BEGIN EXTRACT TO READ

Mahmoud Ehnesh remembers the moment the digital heart on his screen began to fibrillate in perfect sync with the patient in Room 4B at Royal Brompton Hospital—scars, electrical misfires, and all. It wasn’t magic, but the next best thing: a 'digital twin' of a human heart, built from real clinical data, now pulsing with life inside a computer. At Queen Mary University of London, Ehnesh and a team of researchers are refining these virtual replicas to transform how doctors treat atrial fibrillation (AF), a condition that disrupts the heart’s rhythm and affects more than 1.5 million people across the UK. For patients with persistent AF, ablation—a procedure that destroys rogue heart tissue—is often the best shot at restoring normal rhythm. But success is far from guaranteed, with repeat procedures common due to the complex, shifting electrical patterns that standard imaging can’t fully capture.
That’s where the digital twin comes in. By building personalized 3D models of patients’ hearts, researchers can simulate AF before surgery, pinpoint the exact circuits driving the chaos, and predict which ablation strategy will work best. But not all models are created equal. In a study published in The Journal of Physiology, the team tested how different types of clinical data shape the accuracy of these simulations. They built digital hearts for nine patients, calibrating each model using three distinct data sources: MRI scans that reveal scar tissue, voltage readings from electrical mapping, and measurements of conduction velocity—the speed at which electrical signals travel through heart muscle.

END EXTRACT TO READ
BEGIN SUPPLIED ENTRIES

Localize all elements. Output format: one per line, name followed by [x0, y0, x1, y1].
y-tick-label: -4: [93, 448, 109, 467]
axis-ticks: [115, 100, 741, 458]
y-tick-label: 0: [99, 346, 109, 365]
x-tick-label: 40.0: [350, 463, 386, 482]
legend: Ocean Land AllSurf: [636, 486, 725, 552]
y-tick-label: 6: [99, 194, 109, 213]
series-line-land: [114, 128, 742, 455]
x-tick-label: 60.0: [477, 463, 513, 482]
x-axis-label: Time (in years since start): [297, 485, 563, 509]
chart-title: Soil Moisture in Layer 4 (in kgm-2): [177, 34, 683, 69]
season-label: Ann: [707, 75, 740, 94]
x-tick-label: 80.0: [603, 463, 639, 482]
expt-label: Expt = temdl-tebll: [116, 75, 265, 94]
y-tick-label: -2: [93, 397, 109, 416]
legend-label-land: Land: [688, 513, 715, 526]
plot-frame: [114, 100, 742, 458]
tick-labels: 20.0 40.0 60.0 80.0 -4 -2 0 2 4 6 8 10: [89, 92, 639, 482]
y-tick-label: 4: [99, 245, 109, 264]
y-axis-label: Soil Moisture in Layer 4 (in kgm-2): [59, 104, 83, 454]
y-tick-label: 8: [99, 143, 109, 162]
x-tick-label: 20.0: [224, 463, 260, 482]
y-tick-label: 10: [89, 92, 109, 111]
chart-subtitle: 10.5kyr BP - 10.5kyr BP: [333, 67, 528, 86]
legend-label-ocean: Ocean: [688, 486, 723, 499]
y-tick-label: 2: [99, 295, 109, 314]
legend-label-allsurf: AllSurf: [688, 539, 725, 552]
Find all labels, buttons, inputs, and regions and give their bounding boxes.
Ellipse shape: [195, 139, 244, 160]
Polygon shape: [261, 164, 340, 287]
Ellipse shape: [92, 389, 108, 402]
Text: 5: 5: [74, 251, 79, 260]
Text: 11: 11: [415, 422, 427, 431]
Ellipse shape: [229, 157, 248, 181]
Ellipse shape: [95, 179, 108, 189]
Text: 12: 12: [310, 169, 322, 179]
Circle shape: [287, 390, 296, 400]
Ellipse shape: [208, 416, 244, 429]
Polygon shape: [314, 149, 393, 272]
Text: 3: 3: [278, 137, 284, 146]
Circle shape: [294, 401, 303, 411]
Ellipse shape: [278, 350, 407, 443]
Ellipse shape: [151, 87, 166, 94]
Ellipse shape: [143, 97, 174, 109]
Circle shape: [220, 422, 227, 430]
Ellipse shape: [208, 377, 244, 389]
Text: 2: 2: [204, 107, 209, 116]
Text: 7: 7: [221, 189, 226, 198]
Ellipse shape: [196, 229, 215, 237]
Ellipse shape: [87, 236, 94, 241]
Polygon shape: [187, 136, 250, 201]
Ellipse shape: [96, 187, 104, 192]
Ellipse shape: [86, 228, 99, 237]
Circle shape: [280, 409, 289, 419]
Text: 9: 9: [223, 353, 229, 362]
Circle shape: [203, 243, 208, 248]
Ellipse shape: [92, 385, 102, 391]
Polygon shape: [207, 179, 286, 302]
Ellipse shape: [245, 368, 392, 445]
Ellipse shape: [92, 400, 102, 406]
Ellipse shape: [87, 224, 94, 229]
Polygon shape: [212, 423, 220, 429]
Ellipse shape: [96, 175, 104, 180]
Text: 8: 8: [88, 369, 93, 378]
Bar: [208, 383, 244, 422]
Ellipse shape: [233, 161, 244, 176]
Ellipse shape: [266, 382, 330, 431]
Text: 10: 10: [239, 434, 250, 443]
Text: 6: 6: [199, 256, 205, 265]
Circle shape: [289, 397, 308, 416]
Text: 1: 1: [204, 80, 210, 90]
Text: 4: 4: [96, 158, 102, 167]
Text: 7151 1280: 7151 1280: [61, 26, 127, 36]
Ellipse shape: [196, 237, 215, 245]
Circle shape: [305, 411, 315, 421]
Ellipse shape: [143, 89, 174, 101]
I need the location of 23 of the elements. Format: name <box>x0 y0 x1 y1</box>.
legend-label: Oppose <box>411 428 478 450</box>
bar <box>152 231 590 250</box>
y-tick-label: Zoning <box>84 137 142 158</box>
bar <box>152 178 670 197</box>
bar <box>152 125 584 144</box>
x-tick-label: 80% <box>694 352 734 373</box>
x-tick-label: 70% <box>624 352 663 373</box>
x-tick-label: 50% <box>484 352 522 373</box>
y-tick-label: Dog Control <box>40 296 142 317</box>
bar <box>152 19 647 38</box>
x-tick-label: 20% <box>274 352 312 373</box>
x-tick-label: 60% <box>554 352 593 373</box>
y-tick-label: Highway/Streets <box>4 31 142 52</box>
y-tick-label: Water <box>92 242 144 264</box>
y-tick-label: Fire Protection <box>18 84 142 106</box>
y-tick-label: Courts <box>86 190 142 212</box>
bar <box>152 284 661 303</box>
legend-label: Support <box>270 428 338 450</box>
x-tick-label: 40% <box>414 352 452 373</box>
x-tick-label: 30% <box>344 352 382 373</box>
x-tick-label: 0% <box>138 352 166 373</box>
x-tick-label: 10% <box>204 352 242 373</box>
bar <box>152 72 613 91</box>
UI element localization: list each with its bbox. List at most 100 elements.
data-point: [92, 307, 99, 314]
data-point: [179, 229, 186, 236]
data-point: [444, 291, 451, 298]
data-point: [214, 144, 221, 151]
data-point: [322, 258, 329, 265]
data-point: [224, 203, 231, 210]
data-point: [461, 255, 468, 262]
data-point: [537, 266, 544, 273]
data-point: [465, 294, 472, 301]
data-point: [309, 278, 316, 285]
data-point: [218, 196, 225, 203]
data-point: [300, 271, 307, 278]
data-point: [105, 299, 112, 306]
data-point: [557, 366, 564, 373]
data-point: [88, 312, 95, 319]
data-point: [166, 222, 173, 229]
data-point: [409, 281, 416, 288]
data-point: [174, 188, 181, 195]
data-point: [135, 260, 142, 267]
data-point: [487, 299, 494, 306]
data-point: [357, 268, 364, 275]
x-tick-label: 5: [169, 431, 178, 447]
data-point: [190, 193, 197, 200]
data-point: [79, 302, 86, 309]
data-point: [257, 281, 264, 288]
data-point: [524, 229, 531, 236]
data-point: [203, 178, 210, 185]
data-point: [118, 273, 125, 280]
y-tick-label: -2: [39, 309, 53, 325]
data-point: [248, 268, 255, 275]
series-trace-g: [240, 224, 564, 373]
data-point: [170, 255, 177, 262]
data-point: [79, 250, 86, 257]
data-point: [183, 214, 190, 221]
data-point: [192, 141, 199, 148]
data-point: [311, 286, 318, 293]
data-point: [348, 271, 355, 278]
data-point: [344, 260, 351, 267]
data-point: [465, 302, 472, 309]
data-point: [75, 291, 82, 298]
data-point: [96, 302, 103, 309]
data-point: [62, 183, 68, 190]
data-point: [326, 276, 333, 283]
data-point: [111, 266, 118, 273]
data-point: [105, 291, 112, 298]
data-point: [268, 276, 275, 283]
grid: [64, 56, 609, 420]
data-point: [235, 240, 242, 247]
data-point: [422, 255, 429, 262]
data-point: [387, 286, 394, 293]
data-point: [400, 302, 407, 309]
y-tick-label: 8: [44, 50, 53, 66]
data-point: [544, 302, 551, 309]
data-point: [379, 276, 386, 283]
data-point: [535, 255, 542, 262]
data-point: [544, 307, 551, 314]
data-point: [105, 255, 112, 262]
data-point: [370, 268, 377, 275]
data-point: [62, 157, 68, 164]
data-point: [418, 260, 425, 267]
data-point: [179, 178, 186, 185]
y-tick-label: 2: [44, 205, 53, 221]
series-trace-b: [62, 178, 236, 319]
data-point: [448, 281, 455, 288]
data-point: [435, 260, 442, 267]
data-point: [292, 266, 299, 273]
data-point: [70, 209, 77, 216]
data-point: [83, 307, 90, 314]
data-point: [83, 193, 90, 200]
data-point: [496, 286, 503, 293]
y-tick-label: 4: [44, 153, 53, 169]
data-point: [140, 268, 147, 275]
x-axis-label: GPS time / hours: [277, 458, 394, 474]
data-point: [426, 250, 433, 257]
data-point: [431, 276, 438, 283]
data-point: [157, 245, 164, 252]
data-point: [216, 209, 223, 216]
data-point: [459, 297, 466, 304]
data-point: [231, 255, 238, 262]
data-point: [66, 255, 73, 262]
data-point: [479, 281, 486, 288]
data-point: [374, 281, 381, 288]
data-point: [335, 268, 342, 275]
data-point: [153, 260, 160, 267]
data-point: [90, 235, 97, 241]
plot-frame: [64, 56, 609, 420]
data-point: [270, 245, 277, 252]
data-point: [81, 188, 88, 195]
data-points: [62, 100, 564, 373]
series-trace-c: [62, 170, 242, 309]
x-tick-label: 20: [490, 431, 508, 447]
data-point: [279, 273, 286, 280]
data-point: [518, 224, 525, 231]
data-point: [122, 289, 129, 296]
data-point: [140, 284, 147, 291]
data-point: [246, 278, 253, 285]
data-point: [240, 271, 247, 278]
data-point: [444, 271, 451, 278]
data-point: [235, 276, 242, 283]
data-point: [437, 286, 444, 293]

END SUPPLIED ENTRIES

THE PROBLEM:
Answer these about the text on digital heart twins:
1. How many people across the UK does atrial fibrillation affect?
2. In which journal was the team's study published?
3. For how many patients did the team build digital hearts?
The records are separate material and have nothing to do with the text.

ANSWER TO THIS TASK:
1. More than 1.5 million.
2. The Journal of Physiology.
3. Nine.